Look for the string "heading" in the lines and copy each line that has it.

INFORMATION SHOWN:
:::::
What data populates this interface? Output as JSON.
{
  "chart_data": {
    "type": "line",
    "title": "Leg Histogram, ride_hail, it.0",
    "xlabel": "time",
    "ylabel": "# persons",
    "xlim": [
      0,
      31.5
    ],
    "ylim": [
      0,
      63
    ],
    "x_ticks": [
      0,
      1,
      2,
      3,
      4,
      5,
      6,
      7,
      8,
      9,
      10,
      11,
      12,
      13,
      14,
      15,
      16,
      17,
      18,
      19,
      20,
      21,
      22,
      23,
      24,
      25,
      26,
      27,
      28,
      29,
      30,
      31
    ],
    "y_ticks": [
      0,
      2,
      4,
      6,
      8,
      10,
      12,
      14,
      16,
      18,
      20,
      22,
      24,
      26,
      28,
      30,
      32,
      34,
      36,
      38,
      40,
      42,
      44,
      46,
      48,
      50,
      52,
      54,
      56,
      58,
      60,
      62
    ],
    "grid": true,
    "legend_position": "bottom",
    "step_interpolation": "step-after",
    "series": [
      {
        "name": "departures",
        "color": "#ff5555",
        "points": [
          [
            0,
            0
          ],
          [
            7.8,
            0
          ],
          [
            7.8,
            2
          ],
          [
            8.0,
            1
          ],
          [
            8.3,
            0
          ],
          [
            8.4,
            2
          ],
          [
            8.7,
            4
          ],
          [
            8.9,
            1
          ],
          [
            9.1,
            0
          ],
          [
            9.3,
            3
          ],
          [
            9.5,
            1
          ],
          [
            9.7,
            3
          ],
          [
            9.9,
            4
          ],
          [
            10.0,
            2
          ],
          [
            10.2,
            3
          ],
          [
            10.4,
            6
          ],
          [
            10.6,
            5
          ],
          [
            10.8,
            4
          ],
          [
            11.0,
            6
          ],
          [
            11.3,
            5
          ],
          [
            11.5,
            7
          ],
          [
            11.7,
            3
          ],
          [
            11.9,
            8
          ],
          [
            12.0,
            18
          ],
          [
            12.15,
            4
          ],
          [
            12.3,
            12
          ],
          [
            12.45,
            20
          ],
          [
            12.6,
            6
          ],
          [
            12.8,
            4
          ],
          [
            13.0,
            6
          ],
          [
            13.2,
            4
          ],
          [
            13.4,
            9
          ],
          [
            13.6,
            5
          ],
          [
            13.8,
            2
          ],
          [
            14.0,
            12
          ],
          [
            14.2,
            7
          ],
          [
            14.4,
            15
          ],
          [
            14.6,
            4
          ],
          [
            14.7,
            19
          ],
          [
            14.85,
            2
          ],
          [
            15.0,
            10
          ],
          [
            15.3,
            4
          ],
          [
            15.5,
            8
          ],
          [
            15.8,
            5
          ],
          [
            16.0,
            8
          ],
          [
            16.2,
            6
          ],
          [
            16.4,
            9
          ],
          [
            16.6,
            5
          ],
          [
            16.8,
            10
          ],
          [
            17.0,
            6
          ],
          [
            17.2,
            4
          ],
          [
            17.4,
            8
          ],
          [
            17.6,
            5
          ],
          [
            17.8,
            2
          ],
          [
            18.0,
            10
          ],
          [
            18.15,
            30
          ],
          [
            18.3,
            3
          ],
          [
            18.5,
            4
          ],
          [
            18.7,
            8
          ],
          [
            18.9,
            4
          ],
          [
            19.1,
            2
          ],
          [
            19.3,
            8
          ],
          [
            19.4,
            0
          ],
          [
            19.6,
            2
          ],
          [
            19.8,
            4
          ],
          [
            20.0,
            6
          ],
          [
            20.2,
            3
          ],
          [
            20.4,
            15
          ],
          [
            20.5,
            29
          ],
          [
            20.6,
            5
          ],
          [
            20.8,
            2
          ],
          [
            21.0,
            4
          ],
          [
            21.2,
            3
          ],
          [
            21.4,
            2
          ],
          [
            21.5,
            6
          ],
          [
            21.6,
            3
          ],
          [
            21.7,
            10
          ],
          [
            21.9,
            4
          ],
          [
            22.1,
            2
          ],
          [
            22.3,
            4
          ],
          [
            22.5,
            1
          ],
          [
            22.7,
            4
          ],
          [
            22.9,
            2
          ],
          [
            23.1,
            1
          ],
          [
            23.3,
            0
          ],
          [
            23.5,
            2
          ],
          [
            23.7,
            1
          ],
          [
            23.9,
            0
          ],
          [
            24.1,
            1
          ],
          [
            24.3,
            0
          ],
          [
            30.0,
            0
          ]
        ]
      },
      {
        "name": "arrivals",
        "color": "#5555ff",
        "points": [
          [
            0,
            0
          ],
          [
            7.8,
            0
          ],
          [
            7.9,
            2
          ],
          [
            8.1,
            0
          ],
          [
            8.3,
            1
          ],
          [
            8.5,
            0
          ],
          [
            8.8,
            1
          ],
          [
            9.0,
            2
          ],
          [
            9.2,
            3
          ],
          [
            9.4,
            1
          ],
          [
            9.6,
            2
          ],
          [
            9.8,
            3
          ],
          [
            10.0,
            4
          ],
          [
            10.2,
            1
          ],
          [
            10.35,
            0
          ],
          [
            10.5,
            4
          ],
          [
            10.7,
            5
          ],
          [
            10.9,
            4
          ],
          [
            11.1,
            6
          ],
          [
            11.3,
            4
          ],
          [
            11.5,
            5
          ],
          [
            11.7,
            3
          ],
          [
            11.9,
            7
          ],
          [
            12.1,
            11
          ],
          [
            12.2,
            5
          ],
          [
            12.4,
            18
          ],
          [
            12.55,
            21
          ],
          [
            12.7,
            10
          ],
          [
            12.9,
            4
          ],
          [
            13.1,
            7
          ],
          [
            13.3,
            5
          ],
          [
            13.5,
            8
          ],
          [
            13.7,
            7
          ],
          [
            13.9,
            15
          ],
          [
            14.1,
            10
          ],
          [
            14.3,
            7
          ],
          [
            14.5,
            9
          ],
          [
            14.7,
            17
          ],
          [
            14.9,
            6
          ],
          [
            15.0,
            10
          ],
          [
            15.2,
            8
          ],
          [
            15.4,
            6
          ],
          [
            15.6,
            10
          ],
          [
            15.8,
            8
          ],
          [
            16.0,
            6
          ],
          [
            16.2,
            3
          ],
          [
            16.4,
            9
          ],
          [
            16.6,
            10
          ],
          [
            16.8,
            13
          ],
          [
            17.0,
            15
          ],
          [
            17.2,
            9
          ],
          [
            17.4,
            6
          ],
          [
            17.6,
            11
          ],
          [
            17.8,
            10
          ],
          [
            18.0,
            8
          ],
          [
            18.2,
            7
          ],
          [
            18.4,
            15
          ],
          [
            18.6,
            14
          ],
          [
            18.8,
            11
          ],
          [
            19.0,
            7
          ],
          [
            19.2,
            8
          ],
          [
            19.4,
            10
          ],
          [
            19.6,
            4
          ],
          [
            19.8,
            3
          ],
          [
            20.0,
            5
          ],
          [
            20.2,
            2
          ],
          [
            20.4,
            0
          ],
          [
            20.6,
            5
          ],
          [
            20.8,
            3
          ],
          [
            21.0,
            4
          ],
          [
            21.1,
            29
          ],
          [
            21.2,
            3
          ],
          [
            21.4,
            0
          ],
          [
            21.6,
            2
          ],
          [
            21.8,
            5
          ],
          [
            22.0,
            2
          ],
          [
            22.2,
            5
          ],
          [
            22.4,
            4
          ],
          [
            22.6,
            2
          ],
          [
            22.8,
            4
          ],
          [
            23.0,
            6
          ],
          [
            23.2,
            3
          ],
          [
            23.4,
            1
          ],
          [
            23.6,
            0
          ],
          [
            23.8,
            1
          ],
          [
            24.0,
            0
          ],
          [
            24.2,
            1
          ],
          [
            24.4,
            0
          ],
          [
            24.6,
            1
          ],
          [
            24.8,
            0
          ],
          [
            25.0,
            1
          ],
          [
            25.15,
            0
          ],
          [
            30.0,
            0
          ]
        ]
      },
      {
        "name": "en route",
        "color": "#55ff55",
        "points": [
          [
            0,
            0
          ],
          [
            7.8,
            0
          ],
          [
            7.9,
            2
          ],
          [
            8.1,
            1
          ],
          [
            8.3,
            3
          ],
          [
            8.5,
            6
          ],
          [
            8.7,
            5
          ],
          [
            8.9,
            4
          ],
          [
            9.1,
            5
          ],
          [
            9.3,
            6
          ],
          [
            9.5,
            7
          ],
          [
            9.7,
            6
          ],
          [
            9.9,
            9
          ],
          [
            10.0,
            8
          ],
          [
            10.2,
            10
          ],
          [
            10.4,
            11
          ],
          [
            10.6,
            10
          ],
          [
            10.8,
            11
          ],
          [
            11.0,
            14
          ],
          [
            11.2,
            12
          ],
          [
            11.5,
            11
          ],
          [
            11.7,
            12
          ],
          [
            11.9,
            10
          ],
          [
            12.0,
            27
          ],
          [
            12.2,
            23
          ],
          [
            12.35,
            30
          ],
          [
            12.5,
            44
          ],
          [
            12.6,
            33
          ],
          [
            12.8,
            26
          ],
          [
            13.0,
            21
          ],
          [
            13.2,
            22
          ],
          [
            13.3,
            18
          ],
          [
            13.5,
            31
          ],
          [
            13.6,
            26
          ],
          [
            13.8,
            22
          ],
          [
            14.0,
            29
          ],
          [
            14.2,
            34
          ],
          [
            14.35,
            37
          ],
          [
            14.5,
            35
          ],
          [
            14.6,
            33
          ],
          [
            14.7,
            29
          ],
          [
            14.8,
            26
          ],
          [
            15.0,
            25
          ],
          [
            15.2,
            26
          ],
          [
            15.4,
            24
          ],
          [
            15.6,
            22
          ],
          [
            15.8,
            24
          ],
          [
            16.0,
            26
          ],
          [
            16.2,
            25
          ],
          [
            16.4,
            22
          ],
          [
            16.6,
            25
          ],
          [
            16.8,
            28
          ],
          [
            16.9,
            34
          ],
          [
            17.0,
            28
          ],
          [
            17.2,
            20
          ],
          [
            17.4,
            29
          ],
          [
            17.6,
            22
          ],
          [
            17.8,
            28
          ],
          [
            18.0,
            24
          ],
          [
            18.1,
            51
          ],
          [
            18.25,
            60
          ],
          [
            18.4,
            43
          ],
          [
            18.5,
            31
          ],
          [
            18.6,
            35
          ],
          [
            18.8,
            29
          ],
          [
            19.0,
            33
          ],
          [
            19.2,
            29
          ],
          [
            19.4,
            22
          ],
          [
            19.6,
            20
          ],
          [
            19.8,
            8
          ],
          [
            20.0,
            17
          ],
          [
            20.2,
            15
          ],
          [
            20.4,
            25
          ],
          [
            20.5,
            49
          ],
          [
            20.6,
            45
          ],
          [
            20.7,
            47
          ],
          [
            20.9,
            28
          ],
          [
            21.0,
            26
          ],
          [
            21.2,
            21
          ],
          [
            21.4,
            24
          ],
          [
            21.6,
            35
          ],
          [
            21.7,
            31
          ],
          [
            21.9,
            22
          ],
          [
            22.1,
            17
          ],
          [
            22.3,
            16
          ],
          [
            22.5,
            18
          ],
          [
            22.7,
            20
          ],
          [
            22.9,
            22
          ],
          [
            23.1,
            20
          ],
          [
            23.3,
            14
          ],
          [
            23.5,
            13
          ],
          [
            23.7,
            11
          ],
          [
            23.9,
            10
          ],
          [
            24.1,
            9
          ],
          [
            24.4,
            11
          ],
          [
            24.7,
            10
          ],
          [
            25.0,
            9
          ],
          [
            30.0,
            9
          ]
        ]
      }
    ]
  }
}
:::::
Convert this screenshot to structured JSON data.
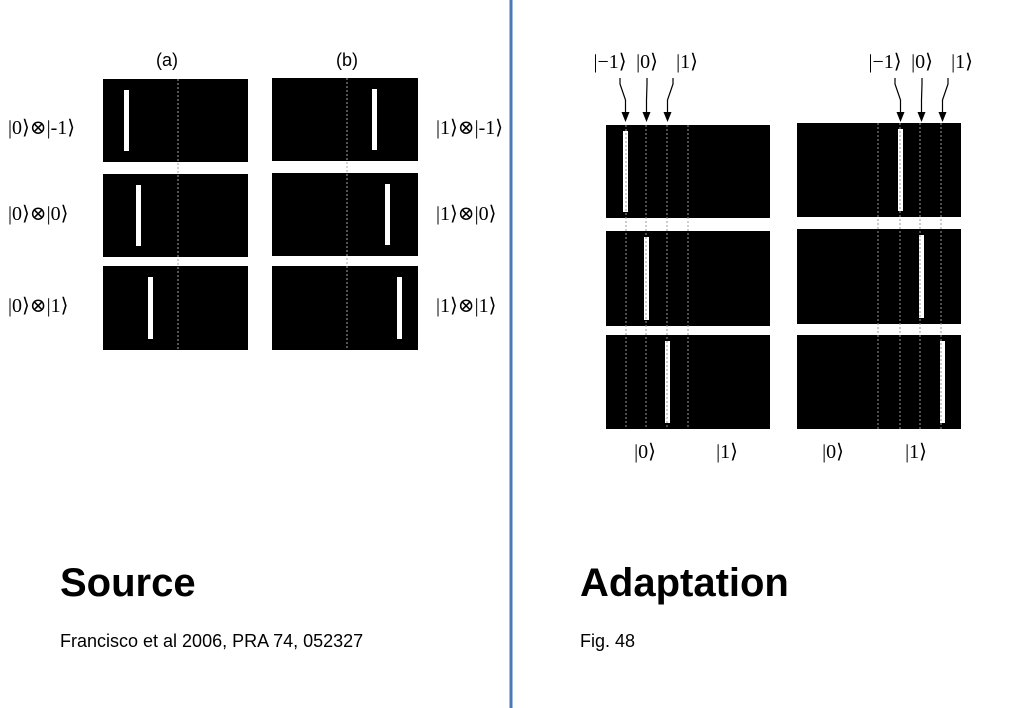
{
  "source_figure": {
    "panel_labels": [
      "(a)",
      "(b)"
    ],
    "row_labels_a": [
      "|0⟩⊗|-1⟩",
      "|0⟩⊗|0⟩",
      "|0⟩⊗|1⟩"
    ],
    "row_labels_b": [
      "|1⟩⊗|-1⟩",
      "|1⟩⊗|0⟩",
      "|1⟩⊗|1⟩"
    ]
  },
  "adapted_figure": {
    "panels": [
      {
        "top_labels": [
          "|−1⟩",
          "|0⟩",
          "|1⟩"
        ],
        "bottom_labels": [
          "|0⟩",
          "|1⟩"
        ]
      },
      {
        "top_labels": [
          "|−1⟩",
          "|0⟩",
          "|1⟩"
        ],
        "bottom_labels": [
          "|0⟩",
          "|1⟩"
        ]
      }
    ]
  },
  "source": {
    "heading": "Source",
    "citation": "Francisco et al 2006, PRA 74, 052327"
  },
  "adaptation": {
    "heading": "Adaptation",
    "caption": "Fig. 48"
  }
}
:::::
SOLUTION FOR THIS PROBLEM:
    "heading": "Source",
    "heading": "Adaptation",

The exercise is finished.